* begin Recorded data *

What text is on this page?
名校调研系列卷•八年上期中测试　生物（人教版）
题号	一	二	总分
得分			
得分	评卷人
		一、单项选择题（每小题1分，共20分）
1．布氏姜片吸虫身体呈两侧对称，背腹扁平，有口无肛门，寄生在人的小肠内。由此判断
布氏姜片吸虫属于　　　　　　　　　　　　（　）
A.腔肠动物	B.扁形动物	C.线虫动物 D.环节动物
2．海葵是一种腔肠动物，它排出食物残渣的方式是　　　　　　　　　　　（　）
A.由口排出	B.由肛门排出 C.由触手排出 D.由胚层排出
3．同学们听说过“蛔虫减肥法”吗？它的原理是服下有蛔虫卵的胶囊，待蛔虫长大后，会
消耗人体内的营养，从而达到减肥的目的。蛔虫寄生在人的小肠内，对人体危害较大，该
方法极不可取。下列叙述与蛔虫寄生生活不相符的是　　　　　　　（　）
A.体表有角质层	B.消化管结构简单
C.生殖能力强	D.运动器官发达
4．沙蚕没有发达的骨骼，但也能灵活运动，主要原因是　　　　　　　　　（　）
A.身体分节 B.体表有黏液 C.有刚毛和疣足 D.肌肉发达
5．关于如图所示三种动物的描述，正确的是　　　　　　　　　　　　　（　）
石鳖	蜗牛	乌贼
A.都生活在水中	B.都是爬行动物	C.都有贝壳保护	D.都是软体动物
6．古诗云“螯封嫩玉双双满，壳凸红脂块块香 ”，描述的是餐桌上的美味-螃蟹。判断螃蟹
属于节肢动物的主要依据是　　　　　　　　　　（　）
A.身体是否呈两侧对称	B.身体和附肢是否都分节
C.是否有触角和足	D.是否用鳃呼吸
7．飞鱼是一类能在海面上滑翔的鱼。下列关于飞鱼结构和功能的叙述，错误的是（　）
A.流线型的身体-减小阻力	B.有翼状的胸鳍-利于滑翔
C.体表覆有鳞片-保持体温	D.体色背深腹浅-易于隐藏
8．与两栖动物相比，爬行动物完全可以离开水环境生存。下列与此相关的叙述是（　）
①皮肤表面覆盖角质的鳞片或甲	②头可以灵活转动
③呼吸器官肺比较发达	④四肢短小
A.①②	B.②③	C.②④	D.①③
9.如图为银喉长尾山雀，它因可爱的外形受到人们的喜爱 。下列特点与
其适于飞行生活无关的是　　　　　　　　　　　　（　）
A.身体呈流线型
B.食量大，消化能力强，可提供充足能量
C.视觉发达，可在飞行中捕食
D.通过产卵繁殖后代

* end Recorded data *

**Aim of the task**:
Output the records above in their entirety, exactly.

**Exercise result**:
What text is on this page?
名校调研系列卷•八年上期中测试　生物（人教版）
题号	一	二	总分
得分			
得分	评卷人
		一、单项选择题（每小题1分，共20分）
1．布氏姜片吸虫身体呈两侧对称，背腹扁平，有口无肛门，寄生在人的小肠内。由此判断
布氏姜片吸虫属于　　　　　　　　　　　　（　）
A.腔肠动物	B.扁形动物	C.线虫动物 D.环节动物
2．海葵是一种腔肠动物，它排出食物残渣的方式是　　　　　　　　　　　（　）
A.由口排出	B.由肛门排出 C.由触手排出 D.由胚层排出
3．同学们听说过“蛔虫减肥法”吗？它的原理是服下有蛔虫卵的胶囊，待蛔虫长大后，会
消耗人体内的营养，从而达到减肥的目的。蛔虫寄生在人的小肠内，对人体危害较大，该
方法极不可取。下列叙述与蛔虫寄生生活不相符的是　　　　　　　（　）
A.体表有角质层	B.消化管结构简单
C.生殖能力强	D.运动器官发达
4．沙蚕没有发达的骨骼，但也能灵活运动，主要原因是　　　　　　　　　（　）
A.身体分节 B.体表有黏液 C.有刚毛和疣足 D.肌肉发达
5．关于如图所示三种动物的描述，正确的是　　　　　　　　　　　　　（　）
石鳖	蜗牛	乌贼
A.都生活在水中	B.都是爬行动物	C.都有贝壳保护	D.都是软体动物
6．古诗云“螯封嫩玉双双满，壳凸红脂块块香 ”，描述的是餐桌上的美味-螃蟹。判断螃蟹
属于节肢动物的主要依据是　　　　　　　　　　（　）
A.身体是否呈两侧对称	B.身体和附肢是否都分节
C.是否有触角和足	D.是否用鳃呼吸
7．飞鱼是一类能在海面上滑翔的鱼。下列关于飞鱼结构和功能的叙述，错误的是（　）
A.流线型的身体-减小阻力	B.有翼状的胸鳍-利于滑翔
C.体表覆有鳞片-保持体温	D.体色背深腹浅-易于隐藏
8．与两栖动物相比，爬行动物完全可以离开水环境生存。下列与此相关的叙述是（　）
①皮肤表面覆盖角质的鳞片或甲	②头可以灵活转动
③呼吸器官肺比较发达	④四肢短小
A.①②	B.②③	C.②④	D.①③
9.如图为银喉长尾山雀，它因可爱的外形受到人们的喜爱 。下列特点与
其适于飞行生活无关的是　　　　　　　　　　　　（　）
A.身体呈流线型
B.食量大，消化能力强，可提供充足能量
C.视觉发达，可在飞行中捕食
D.通过产卵繁殖后代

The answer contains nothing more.